WHAT YOU SHOULD DO: Gather, from the data below, each line in which the word "value" occurs.

SUPPLIED MATERIAL:
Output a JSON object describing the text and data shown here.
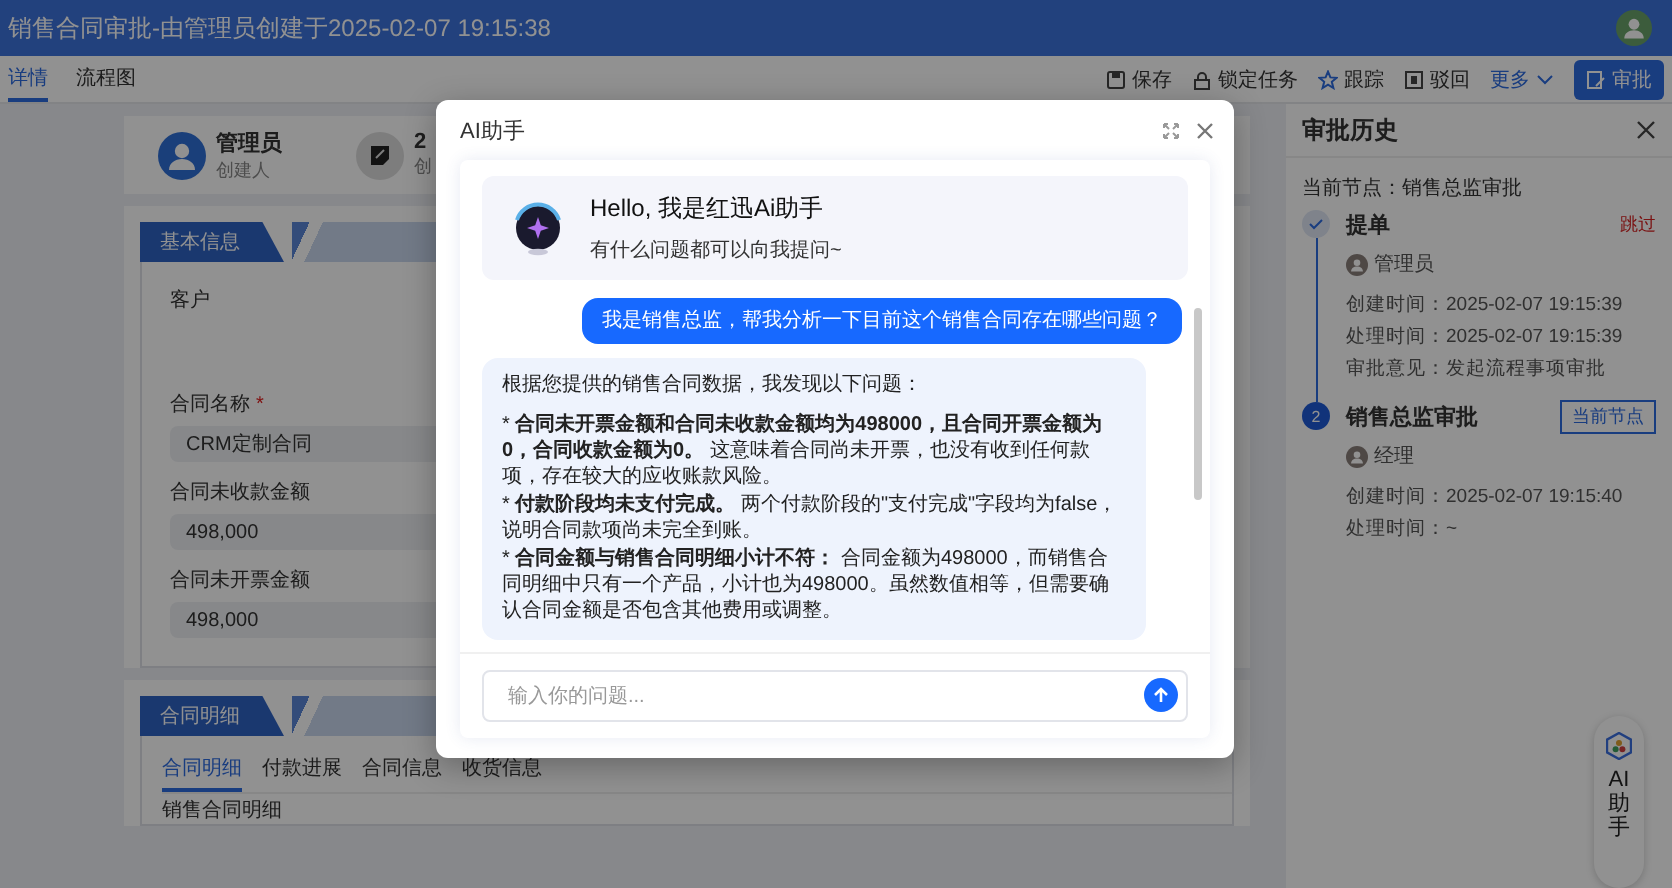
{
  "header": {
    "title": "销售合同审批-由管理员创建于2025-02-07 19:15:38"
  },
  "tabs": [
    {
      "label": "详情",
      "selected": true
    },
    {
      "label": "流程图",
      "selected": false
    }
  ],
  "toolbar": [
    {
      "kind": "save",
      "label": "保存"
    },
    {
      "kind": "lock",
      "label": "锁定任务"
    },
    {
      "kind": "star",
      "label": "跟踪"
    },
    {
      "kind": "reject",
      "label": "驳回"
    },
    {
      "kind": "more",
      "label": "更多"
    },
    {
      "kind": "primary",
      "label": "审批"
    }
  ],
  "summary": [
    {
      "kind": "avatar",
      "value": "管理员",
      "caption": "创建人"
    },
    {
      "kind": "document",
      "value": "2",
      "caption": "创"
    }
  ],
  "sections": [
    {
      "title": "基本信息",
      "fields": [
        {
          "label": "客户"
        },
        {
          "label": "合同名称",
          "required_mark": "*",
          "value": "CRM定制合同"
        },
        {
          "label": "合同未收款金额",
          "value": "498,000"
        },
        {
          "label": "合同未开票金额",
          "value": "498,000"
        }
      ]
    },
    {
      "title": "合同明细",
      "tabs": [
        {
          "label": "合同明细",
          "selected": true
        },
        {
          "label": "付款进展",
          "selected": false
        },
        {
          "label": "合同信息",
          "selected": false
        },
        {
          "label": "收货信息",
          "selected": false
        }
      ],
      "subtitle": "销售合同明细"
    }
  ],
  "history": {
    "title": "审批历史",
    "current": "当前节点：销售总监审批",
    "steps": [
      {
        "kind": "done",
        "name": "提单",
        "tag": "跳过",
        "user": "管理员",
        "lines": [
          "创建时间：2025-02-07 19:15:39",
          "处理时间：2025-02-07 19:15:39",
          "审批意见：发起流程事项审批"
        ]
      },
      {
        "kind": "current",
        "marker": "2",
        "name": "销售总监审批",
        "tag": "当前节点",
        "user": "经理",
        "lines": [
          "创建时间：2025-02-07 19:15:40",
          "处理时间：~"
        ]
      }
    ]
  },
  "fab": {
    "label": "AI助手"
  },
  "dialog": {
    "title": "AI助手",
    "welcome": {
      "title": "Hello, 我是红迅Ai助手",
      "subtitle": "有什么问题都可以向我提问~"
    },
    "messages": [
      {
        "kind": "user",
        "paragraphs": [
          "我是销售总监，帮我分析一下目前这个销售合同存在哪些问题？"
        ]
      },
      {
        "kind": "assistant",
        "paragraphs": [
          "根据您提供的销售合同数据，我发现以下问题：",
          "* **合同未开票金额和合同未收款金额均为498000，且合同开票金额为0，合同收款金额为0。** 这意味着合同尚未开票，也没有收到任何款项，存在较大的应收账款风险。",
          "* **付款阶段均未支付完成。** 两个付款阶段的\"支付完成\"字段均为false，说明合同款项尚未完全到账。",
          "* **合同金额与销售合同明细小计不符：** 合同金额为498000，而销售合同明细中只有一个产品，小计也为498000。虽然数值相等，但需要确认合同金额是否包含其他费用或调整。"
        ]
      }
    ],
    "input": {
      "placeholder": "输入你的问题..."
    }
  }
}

---

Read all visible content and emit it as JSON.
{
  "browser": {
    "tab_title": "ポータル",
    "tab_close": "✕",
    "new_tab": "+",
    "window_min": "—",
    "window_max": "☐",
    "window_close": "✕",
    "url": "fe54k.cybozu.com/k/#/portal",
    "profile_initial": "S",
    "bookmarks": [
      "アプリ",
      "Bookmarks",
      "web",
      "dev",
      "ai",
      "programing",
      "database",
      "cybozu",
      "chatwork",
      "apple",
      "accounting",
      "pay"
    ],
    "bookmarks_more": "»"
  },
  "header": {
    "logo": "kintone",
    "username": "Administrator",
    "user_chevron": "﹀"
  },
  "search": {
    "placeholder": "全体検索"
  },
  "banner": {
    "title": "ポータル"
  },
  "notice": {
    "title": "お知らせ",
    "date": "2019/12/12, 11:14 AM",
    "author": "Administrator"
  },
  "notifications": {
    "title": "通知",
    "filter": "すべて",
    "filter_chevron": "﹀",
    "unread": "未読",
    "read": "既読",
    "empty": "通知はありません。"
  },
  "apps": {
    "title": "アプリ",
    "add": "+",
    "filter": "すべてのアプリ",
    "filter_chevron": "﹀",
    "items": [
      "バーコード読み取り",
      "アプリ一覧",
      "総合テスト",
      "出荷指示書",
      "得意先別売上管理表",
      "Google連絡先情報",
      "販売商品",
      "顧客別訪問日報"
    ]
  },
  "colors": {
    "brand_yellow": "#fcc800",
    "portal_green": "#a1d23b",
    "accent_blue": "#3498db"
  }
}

FULL ANSWER:
      "value": "管理员",
      "value": "2",
          "value": "CRM定制合同"
          "value": "498,000"
          "value": "498,000"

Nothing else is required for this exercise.